### Excerpted data
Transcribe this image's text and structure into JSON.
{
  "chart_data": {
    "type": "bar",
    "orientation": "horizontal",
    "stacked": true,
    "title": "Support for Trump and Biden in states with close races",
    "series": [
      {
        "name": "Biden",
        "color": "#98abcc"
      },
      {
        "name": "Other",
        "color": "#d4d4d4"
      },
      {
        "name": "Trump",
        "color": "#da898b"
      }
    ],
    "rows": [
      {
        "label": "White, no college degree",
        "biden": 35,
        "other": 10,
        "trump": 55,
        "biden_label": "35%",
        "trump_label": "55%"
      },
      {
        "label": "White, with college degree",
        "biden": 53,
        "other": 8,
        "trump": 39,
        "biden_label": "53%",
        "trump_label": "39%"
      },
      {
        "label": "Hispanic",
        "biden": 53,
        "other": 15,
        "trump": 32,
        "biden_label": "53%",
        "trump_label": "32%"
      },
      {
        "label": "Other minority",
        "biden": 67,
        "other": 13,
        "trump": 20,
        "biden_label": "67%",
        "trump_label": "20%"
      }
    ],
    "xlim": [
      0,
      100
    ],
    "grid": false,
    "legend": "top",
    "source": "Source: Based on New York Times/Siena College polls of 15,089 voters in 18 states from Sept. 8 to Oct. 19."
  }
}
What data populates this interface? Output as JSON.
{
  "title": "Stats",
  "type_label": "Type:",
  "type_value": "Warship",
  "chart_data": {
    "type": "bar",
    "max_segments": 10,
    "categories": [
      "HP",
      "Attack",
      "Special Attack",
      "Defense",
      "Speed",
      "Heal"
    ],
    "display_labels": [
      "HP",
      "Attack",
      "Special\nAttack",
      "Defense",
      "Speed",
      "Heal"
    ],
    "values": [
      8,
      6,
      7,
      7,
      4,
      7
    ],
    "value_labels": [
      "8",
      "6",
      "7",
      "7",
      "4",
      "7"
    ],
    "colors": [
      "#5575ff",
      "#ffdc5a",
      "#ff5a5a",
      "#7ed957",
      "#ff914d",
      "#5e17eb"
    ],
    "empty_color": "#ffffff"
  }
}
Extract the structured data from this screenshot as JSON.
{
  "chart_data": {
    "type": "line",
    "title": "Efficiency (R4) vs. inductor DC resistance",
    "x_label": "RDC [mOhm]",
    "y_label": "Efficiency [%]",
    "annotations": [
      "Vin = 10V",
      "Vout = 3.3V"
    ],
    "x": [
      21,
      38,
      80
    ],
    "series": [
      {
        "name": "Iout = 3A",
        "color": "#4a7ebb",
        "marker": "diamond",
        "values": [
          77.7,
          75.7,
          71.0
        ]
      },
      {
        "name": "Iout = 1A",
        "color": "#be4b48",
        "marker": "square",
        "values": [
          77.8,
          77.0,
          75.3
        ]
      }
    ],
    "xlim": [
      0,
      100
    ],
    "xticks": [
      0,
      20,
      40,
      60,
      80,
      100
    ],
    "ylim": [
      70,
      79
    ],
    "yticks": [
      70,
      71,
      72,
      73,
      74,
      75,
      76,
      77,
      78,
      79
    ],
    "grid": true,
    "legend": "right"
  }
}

### Task details
Output each entry precisely as given.

### The completed task
Transcribe this image's text and structure into JSON.
{
  "chart_data": {
    "type": "bar",
    "orientation": "horizontal",
    "stacked": true,
    "title": "Support for Trump and Biden in states with close races",
    "series": [
      {
        "name": "Biden",
        "color": "#98abcc"
      },
      {
        "name": "Other",
        "color": "#d4d4d4"
      },
      {
        "name": "Trump",
        "color": "#da898b"
      }
    ],
    "rows": [
      {
        "label": "White, no college degree",
        "biden": 35,
        "other": 10,
        "trump": 55,
        "biden_label": "35%",
        "trump_label": "55%"
      },
      {
        "label": "White, with college degree",
        "biden": 53,
        "other": 8,
        "trump": 39,
        "biden_label": "53%",
        "trump_label": "39%"
      },
      {
        "label": "Hispanic",
        "biden": 53,
        "other": 15,
        "trump": 32,
        "biden_label": "53%",
        "trump_label": "32%"
      },
      {
        "label": "Other minority",
        "biden": 67,
        "other": 13,
        "trump": 20,
        "biden_label": "67%",
        "trump_label": "20%"
      }
    ],
    "xlim": [
      0,
      100
    ],
    "grid": false,
    "legend": "top",
    "source": "Source: Based on New York Times/Siena College polls of 15,089 voters in 18 states from Sept. 8 to Oct. 19."
  }
}
What data populates this interface? Output as JSON.
{
  "title": "Stats",
  "type_label": "Type:",
  "type_value": "Warship",
  "chart_data": {
    "type": "bar",
    "max_segments": 10,
    "categories": [
      "HP",
      "Attack",
      "Special Attack",
      "Defense",
      "Speed",
      "Heal"
    ],
    "display_labels": [
      "HP",
      "Attack",
      "Special\nAttack",
      "Defense",
      "Speed",
      "Heal"
    ],
    "values": [
      8,
      6,
      7,
      7,
      4,
      7
    ],
    "value_labels": [
      "8",
      "6",
      "7",
      "7",
      "4",
      "7"
    ],
    "colors": [
      "#5575ff",
      "#ffdc5a",
      "#ff5a5a",
      "#7ed957",
      "#ff914d",
      "#5e17eb"
    ],
    "empty_color": "#ffffff"
  }
}
Extract the structured data from this screenshot as JSON.
{
  "chart_data": {
    "type": "line",
    "title": "Efficiency (R4) vs. inductor DC resistance",
    "x_label": "RDC [mOhm]",
    "y_label": "Efficiency [%]",
    "annotations": [
      "Vin = 10V",
      "Vout = 3.3V"
    ],
    "x": [
      21,
      38,
      80
    ],
    "series": [
      {
        "name": "Iout = 3A",
        "color": "#4a7ebb",
        "marker": "diamond",
        "values": [
          77.7,
          75.7,
          71.0
        ]
      },
      {
        "name": "Iout = 1A",
        "color": "#be4b48",
        "marker": "square",
        "values": [
          77.8,
          77.0,
          75.3
        ]
      }
    ],
    "xlim": [
      0,
      100
    ],
    "xticks": [
      0,
      20,
      40,
      60,
      80,
      100
    ],
    "ylim": [
      70,
      79
    ],
    "yticks": [
      70,
      71,
      72,
      73,
      74,
      75,
      76,
      77,
      78,
      79
    ],
    "grid": true,
    "legend": "right"
  }
}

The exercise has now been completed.